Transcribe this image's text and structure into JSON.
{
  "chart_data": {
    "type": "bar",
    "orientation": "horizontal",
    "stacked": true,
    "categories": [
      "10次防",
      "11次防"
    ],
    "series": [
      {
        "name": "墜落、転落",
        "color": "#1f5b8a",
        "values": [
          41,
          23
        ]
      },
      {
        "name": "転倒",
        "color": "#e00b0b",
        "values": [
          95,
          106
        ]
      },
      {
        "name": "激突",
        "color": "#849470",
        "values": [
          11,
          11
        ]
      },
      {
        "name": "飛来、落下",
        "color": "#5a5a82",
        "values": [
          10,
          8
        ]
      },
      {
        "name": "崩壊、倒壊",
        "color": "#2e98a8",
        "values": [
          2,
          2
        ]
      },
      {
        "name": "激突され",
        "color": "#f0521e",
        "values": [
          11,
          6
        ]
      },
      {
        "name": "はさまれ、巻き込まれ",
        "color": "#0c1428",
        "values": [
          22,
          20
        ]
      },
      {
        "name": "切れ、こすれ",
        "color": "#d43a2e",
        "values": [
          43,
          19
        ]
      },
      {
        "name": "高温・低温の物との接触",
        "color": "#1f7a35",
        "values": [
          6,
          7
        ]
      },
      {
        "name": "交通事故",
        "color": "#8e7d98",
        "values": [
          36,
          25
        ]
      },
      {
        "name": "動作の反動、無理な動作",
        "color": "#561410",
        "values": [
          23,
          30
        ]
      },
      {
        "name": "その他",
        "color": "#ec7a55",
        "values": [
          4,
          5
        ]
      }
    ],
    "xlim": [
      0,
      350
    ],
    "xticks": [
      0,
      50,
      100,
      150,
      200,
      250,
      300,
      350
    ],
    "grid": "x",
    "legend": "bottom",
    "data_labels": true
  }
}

========================

Return the whole listing exactly.

SOLUTION FOR THIS PROBLEM:
Transcribe this image's text and structure into JSON.
{
  "chart_data": {
    "type": "bar",
    "orientation": "horizontal",
    "stacked": true,
    "categories": [
      "10次防",
      "11次防"
    ],
    "series": [
      {
        "name": "墜落、転落",
        "color": "#1f5b8a",
        "values": [
          41,
          23
        ]
      },
      {
        "name": "転倒",
        "color": "#e00b0b",
        "values": [
          95,
          106
        ]
      },
      {
        "name": "激突",
        "color": "#849470",
        "values": [
          11,
          11
        ]
      },
      {
        "name": "飛来、落下",
        "color": "#5a5a82",
        "values": [
          10,
          8
        ]
      },
      {
        "name": "崩壊、倒壊",
        "color": "#2e98a8",
        "values": [
          2,
          2
        ]
      },
      {
        "name": "激突され",
        "color": "#f0521e",
        "values": [
          11,
          6
        ]
      },
      {
        "name": "はさまれ、巻き込まれ",
        "color": "#0c1428",
        "values": [
          22,
          20
        ]
      },
      {
        "name": "切れ、こすれ",
        "color": "#d43a2e",
        "values": [
          43,
          19
        ]
      },
      {
        "name": "高温・低温の物との接触",
        "color": "#1f7a35",
        "values": [
          6,
          7
        ]
      },
      {
        "name": "交通事故",
        "color": "#8e7d98",
        "values": [
          36,
          25
        ]
      },
      {
        "name": "動作の反動、無理な動作",
        "color": "#561410",
        "values": [
          23,
          30
        ]
      },
      {
        "name": "その他",
        "color": "#ec7a55",
        "values": [
          4,
          5
        ]
      }
    ],
    "xlim": [
      0,
      350
    ],
    "xticks": [
      0,
      50,
      100,
      150,
      200,
      250,
      300,
      350
    ],
    "grid": "x",
    "legend": "bottom",
    "data_labels": true
  }
}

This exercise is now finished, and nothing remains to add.